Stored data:
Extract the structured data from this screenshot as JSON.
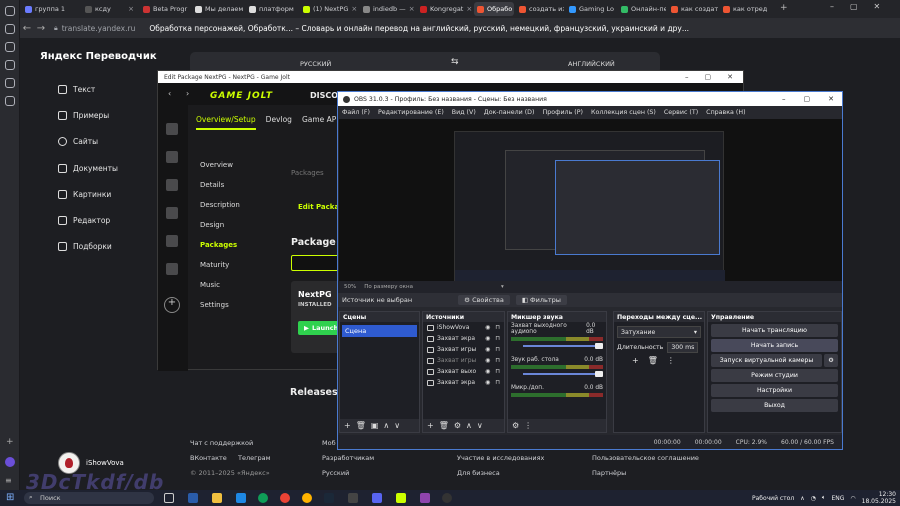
{
  "browser": {
    "tabs": [
      {
        "label": "группа 1",
        "color": "#6b7cff"
      },
      {
        "label": "ксду",
        "color": "#555"
      },
      {
        "label": "Beta Progr",
        "color": "#c33"
      },
      {
        "label": "Мы делаем",
        "color": "#fff"
      },
      {
        "label": "платформ",
        "color": "#fff"
      },
      {
        "label": "(1) NextPG",
        "color": "#ccff00"
      },
      {
        "label": "indiedb —",
        "color": "#888"
      },
      {
        "label": "Kongregat",
        "color": "#c22"
      },
      {
        "label": "Обрабо",
        "color": "#e53",
        "active": true
      },
      {
        "label": "создать из",
        "color": "#e53"
      },
      {
        "label": "Gaming Lo",
        "color": "#39f"
      },
      {
        "label": "Онлайн-пе",
        "color": "#3b6"
      },
      {
        "label": "как создат",
        "color": "#e53"
      },
      {
        "label": "как отред",
        "color": "#e53"
      }
    ],
    "url_host": "translate.yandex.ru",
    "page_title": "Обработка персонажей, Обработк... – Словарь и онлайн перевод на английский, русский, немецкий, французский, украинский и дру..."
  },
  "translator": {
    "logo": "Яндекс Переводчик",
    "nav": [
      {
        "label": "Текст",
        "icon": "text-icon"
      },
      {
        "label": "Примеры",
        "icon": "examples-icon"
      },
      {
        "label": "Сайты",
        "icon": "globe-icon"
      },
      {
        "label": "Документы",
        "icon": "document-icon"
      },
      {
        "label": "Картинки",
        "icon": "image-icon"
      },
      {
        "label": "Редактор",
        "icon": "editor-icon"
      },
      {
        "label": "Подборки",
        "icon": "collections-icon"
      }
    ],
    "source_lang": "РУССКИЙ",
    "target_lang": "АНГЛИЙСКИЙ",
    "user_name": "iShowVova",
    "footer": {
      "support": "Чат с поддержкой",
      "vk": "ВКонтакте",
      "telegram": "Телеграм",
      "copyright": "© 2011–2025 «Яндекс»",
      "mob": "Моб",
      "developers": "Разработчикам",
      "language": "Русский",
      "research": "Участие в исследованиях",
      "business": "Для бизнеса",
      "agreement": "Пользовательское соглашение",
      "partners": "Партнёры"
    }
  },
  "gamejolt": {
    "title": "Edit Package NextPG - NextPG - Game Jolt",
    "logo": "GAME JOLT",
    "discover": "DISCOV",
    "tabs": [
      "Overview/Setup",
      "Devlog",
      "Game API"
    ],
    "side": [
      "Overview",
      "Details",
      "Description",
      "Design",
      "Packages",
      "Maturity",
      "Music",
      "Settings"
    ],
    "crumb": "Packages",
    "edit": "Edit Packa",
    "package_heading": "Package P",
    "card_name": "NextPG",
    "card_status": "INSTALLED",
    "launch": "Launch",
    "releases": "Releases"
  },
  "obs": {
    "title": "OBS 31.0.3 - Профиль: Без названия - Сцены: Без названия",
    "menu": [
      "Файл (F)",
      "Редактирование (E)",
      "Вид (V)",
      "Док-панели (D)",
      "Профиль (P)",
      "Коллекция сцен (S)",
      "Сервис (T)",
      "Справка (H)"
    ],
    "zoom": "50%",
    "fit": "По размеру окна",
    "no_source": "Источник не выбран",
    "properties": "Свойства",
    "filters": "Фильтры",
    "scenes_header": "Сцены",
    "scene": "Сцена",
    "sources_header": "Источники",
    "sources": [
      "iShowVova",
      "Захват экра",
      "Захват игры",
      "Захват игры",
      "Захват выхо",
      "Захват экра"
    ],
    "mixer_header": "Микшер звука",
    "mixer": [
      {
        "name": "Захват выходного аудиопо",
        "db": "0.0 dB"
      },
      {
        "name": "Звук раб. стола",
        "db": "0.0 dB"
      },
      {
        "name": "Микр./доп.",
        "db": "0.0 dB"
      }
    ],
    "transitions_header": "Переходы между сце...",
    "transition": "Затухание",
    "duration_label": "Длительность",
    "duration": "300 ms",
    "controls_header": "Управление",
    "controls": [
      "Начать трансляцию",
      "Начать запись",
      "Запуск виртуальной камеры",
      "Режим студии",
      "Настройки",
      "Выход"
    ],
    "status_time": "00:00:00",
    "status_time2": "00:00:00",
    "cpu": "CPU: 2.9%",
    "fps": "60.00 / 60.00 FPS"
  },
  "taskbar": {
    "search": "Поиск",
    "desktop_label": "Рабочий стол",
    "lang": "ENG",
    "time": "12:30",
    "date": "18.05.2025"
  },
  "watermark": "3DcTkdf/db"
}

*PROBLEM TO WORK ON*. Extract every line of the data exactly; pictures stay out.

*ANSWER TO THE TASK*.
Extract the structured data from this screenshot as JSON.
{
  "browser": {
    "tabs": [
      {
        "label": "группа 1",
        "color": "#6b7cff"
      },
      {
        "label": "ксду",
        "color": "#555"
      },
      {
        "label": "Beta Progr",
        "color": "#c33"
      },
      {
        "label": "Мы делаем",
        "color": "#fff"
      },
      {
        "label": "платформ",
        "color": "#fff"
      },
      {
        "label": "(1) NextPG",
        "color": "#ccff00"
      },
      {
        "label": "indiedb —",
        "color": "#888"
      },
      {
        "label": "Kongregat",
        "color": "#c22"
      },
      {
        "label": "Обрабо",
        "color": "#e53",
        "active": true
      },
      {
        "label": "создать из",
        "color": "#e53"
      },
      {
        "label": "Gaming Lo",
        "color": "#39f"
      },
      {
        "label": "Онлайн-пе",
        "color": "#3b6"
      },
      {
        "label": "как создат",
        "color": "#e53"
      },
      {
        "label": "как отред",
        "color": "#e53"
      }
    ],
    "url_host": "translate.yandex.ru",
    "page_title": "Обработка персонажей, Обработк... – Словарь и онлайн перевод на английский, русский, немецкий, французский, украинский и дру..."
  },
  "translator": {
    "logo": "Яндекс Переводчик",
    "nav": [
      {
        "label": "Текст",
        "icon": "text-icon"
      },
      {
        "label": "Примеры",
        "icon": "examples-icon"
      },
      {
        "label": "Сайты",
        "icon": "globe-icon"
      },
      {
        "label": "Документы",
        "icon": "document-icon"
      },
      {
        "label": "Картинки",
        "icon": "image-icon"
      },
      {
        "label": "Редактор",
        "icon": "editor-icon"
      },
      {
        "label": "Подборки",
        "icon": "collections-icon"
      }
    ],
    "source_lang": "РУССКИЙ",
    "target_lang": "АНГЛИЙСКИЙ",
    "user_name": "iShowVova",
    "footer": {
      "support": "Чат с поддержкой",
      "vk": "ВКонтакте",
      "telegram": "Телеграм",
      "copyright": "© 2011–2025 «Яндекс»",
      "mob": "Моб",
      "developers": "Разработчикам",
      "language": "Русский",
      "research": "Участие в исследованиях",
      "business": "Для бизнеса",
      "agreement": "Пользовательское соглашение",
      "partners": "Партнёры"
    }
  },
  "gamejolt": {
    "title": "Edit Package NextPG - NextPG - Game Jolt",
    "logo": "GAME JOLT",
    "discover": "DISCOV",
    "tabs": [
      "Overview/Setup",
      "Devlog",
      "Game API"
    ],
    "side": [
      "Overview",
      "Details",
      "Description",
      "Design",
      "Packages",
      "Maturity",
      "Music",
      "Settings"
    ],
    "crumb": "Packages",
    "edit": "Edit Packa",
    "package_heading": "Package P",
    "card_name": "NextPG",
    "card_status": "INSTALLED",
    "launch": "Launch",
    "releases": "Releases"
  },
  "obs": {
    "title": "OBS 31.0.3 - Профиль: Без названия - Сцены: Без названия",
    "menu": [
      "Файл (F)",
      "Редактирование (E)",
      "Вид (V)",
      "Док-панели (D)",
      "Профиль (P)",
      "Коллекция сцен (S)",
      "Сервис (T)",
      "Справка (H)"
    ],
    "zoom": "50%",
    "fit": "По размеру окна",
    "no_source": "Источник не выбран",
    "properties": "Свойства",
    "filters": "Фильтры",
    "scenes_header": "Сцены",
    "scene": "Сцена",
    "sources_header": "Источники",
    "sources": [
      "iShowVova",
      "Захват экра",
      "Захват игры",
      "Захват игры",
      "Захват выхо",
      "Захват экра"
    ],
    "mixer_header": "Микшер звука",
    "mixer": [
      {
        "name": "Захват выходного аудиопо",
        "db": "0.0 dB"
      },
      {
        "name": "Звук раб. стола",
        "db": "0.0 dB"
      },
      {
        "name": "Микр./доп.",
        "db": "0.0 dB"
      }
    ],
    "transitions_header": "Переходы между сце...",
    "transition": "Затухание",
    "duration_label": "Длительность",
    "duration": "300 ms",
    "controls_header": "Управление",
    "controls": [
      "Начать трансляцию",
      "Начать запись",
      "Запуск виртуальной камеры",
      "Режим студии",
      "Настройки",
      "Выход"
    ],
    "status_time": "00:00:00",
    "status_time2": "00:00:00",
    "cpu": "CPU: 2.9%",
    "fps": "60.00 / 60.00 FPS"
  },
  "taskbar": {
    "search": "Поиск",
    "desktop_label": "Рабочий стол",
    "lang": "ENG",
    "time": "12:30",
    "date": "18.05.2025"
  },
  "watermark": "3DcTkdf/db"
}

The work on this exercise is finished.